- _INSTRUCTION_
Update the rows below by replacing every "interactable" with "editable" and leaving everything else unchanged. Omit the pictures from your answer.

+++ EXTRACTED RECORDS +++

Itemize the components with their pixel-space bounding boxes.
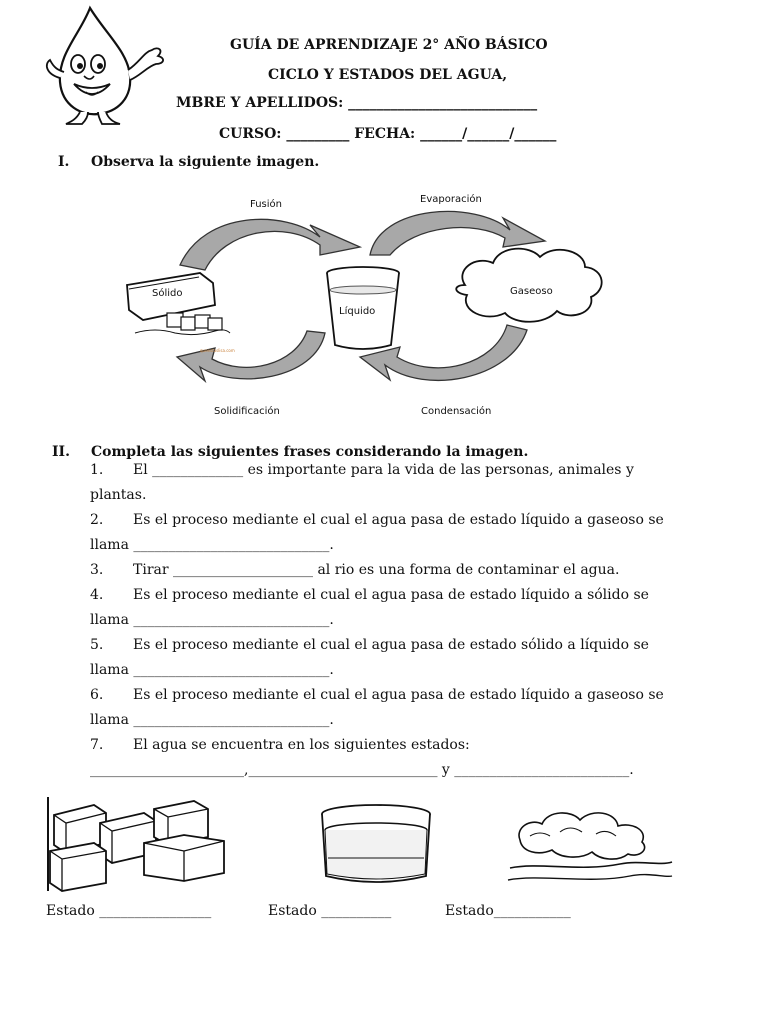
ice-cubes-icon: [44, 795, 234, 895]
item-2-text: Es el proceso mediante el cual el agua pasa de estado líquido a gaseoso se: [133, 512, 664, 528]
item-7-text: El agua se encuentra en los siguientes estados:: [133, 737, 470, 753]
item-4-number: 4.: [90, 587, 104, 603]
estado-gas-field[interactable]: Estado___________: [445, 903, 571, 919]
item-2-answer[interactable]: llama ____________________________.: [90, 537, 334, 553]
item-2-number: 2.: [90, 512, 104, 528]
label-liquido: Líquido: [339, 306, 376, 317]
water-glass-bottom-icon: [316, 800, 436, 890]
label-solido: Sólido: [152, 288, 183, 299]
label-solidificacion: Solidificación: [214, 406, 280, 417]
estado-solid-field[interactable]: Estado ________________: [46, 903, 212, 919]
section-1-heading: Observa la siguiente imagen.: [91, 154, 320, 170]
label-fusion: Fusión: [250, 199, 282, 210]
item-5-text: Es el proceso mediante el cual el agua pasa de estado sólido a líquido se: [133, 637, 649, 653]
estado-liquid-field[interactable]: Estado __________: [268, 903, 392, 919]
label-evaporacion: Evaporación: [420, 194, 482, 205]
item-1-number: 1.: [90, 462, 104, 478]
item-6-answer[interactable]: llama ____________________________.: [90, 712, 334, 728]
ice-block-icon: [127, 273, 230, 335]
steam-cloud-icon: [500, 800, 675, 890]
item-4-text: Es el proceso mediante el cual el agua pasa de estado líquido a sólido se: [133, 587, 649, 603]
worksheet-title: GUÍA DE APRENDIZAJE 2° AÑO BÁSICO: [230, 37, 548, 53]
item-5-number: 5.: [90, 637, 104, 653]
water-cycle-diagram: [115, 185, 625, 420]
item-1-text[interactable]: El _____________ es importante para la vida de las personas, animales y: [133, 462, 634, 478]
item-6-number: 6.: [90, 687, 104, 703]
item-5-answer[interactable]: llama ____________________________.: [90, 662, 334, 678]
water-drop-mascot-icon: [40, 4, 172, 128]
item-4-answer[interactable]: llama ____________________________.: [90, 612, 334, 628]
section-2-number: II.: [52, 444, 70, 460]
item-1-text-cont: plantas.: [90, 487, 147, 503]
section-2-heading: Completa las siguientes frases considerando la imagen.: [91, 444, 529, 460]
diagram-watermark: queestaslisa.com: [200, 348, 235, 353]
item-3-text[interactable]: Tirar ____________________ al rio es una forma de contaminar el agua.: [133, 562, 620, 578]
item-3-number: 3.: [90, 562, 104, 578]
section-1-number: I.: [58, 154, 70, 170]
item-7-number: 7.: [90, 737, 104, 753]
name-field[interactable]: MBRE Y APELLIDOS: ___________________________: [176, 95, 538, 111]
worksheet-subtitle: CICLO Y ESTADOS DEL AGUA,: [268, 67, 508, 83]
course-date-field[interactable]: CURSO: _________ FECHA: ______/______/______: [219, 126, 557, 142]
label-gaseoso: Gaseoso: [510, 286, 553, 297]
item-6-text: Es el proceso mediante el cual el agua pasa de estado líquido a gaseoso se: [133, 687, 664, 703]
item-7-answer[interactable]: ______________________,___________________________ y _________________________.: [90, 762, 634, 778]
label-condensacion: Condensación: [421, 406, 492, 417]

+++

- _ANSWER IN FULL_
Itemize the components with their pixel-space bounding boxes.
ice-cubes-icon: [44, 795, 234, 895]
item-2-text: Es el proceso mediante el cual el agua pasa de estado líquido a gaseoso se: [133, 512, 664, 528]
item-7-text: El agua se encuentra en los siguientes estados:: [133, 737, 470, 753]
item-4-number: 4.: [90, 587, 104, 603]
estado-gas-field[editable]: Estado___________: [445, 903, 571, 919]
item-2-answer[editable]: llama ____________________________.: [90, 537, 334, 553]
item-2-number: 2.: [90, 512, 104, 528]
label-liquido: Líquido: [339, 306, 376, 317]
water-glass-bottom-icon: [316, 800, 436, 890]
label-solido: Sólido: [152, 288, 183, 299]
label-solidificacion: Solidificación: [214, 406, 280, 417]
estado-solid-field[editable]: Estado ________________: [46, 903, 212, 919]
section-1-heading: Observa la siguiente imagen.: [91, 154, 320, 170]
label-fusion: Fusión: [250, 199, 282, 210]
item-5-text: Es el proceso mediante el cual el agua pasa de estado sólido a líquido se: [133, 637, 649, 653]
estado-liquid-field[editable]: Estado __________: [268, 903, 392, 919]
label-evaporacion: Evaporación: [420, 194, 482, 205]
item-1-number: 1.: [90, 462, 104, 478]
item-6-answer[editable]: llama ____________________________.: [90, 712, 334, 728]
ice-block-icon: [127, 273, 230, 335]
steam-cloud-icon: [500, 800, 675, 890]
item-4-text: Es el proceso mediante el cual el agua pasa de estado líquido a sólido se: [133, 587, 649, 603]
worksheet-title: GUÍA DE APRENDIZAJE 2° AÑO BÁSICO: [230, 37, 548, 53]
item-5-number: 5.: [90, 637, 104, 653]
water-cycle-diagram: [115, 185, 625, 420]
item-1-text[editable]: El _____________ es importante para la vida de las personas, animales y: [133, 462, 634, 478]
item-6-number: 6.: [90, 687, 104, 703]
item-5-answer[editable]: llama ____________________________.: [90, 662, 334, 678]
water-drop-mascot-icon: [40, 4, 172, 128]
item-4-answer[editable]: llama ____________________________.: [90, 612, 334, 628]
section-2-number: II.: [52, 444, 70, 460]
item-1-text-cont: plantas.: [90, 487, 147, 503]
section-2-heading: Completa las siguientes frases considerando la imagen.: [91, 444, 529, 460]
diagram-watermark: queestaslisa.com: [200, 348, 235, 353]
item-3-text[editable]: Tirar ____________________ al rio es una forma de contaminar el agua.: [133, 562, 620, 578]
item-3-number: 3.: [90, 562, 104, 578]
section-1-number: I.: [58, 154, 70, 170]
item-7-number: 7.: [90, 737, 104, 753]
name-field[editable]: MBRE Y APELLIDOS: ___________________________: [176, 95, 538, 111]
worksheet-subtitle: CICLO Y ESTADOS DEL AGUA,: [268, 67, 508, 83]
course-date-field[editable]: CURSO: _________ FECHA: ______/______/______: [219, 126, 557, 142]
label-gaseoso: Gaseoso: [510, 286, 553, 297]
item-6-text: Es el proceso mediante el cual el agua pasa de estado líquido a gaseoso se: [133, 687, 664, 703]
item-7-answer[editable]: ______________________,___________________________ y _________________________.: [90, 762, 634, 778]
label-condensacion: Condensación: [421, 406, 492, 417]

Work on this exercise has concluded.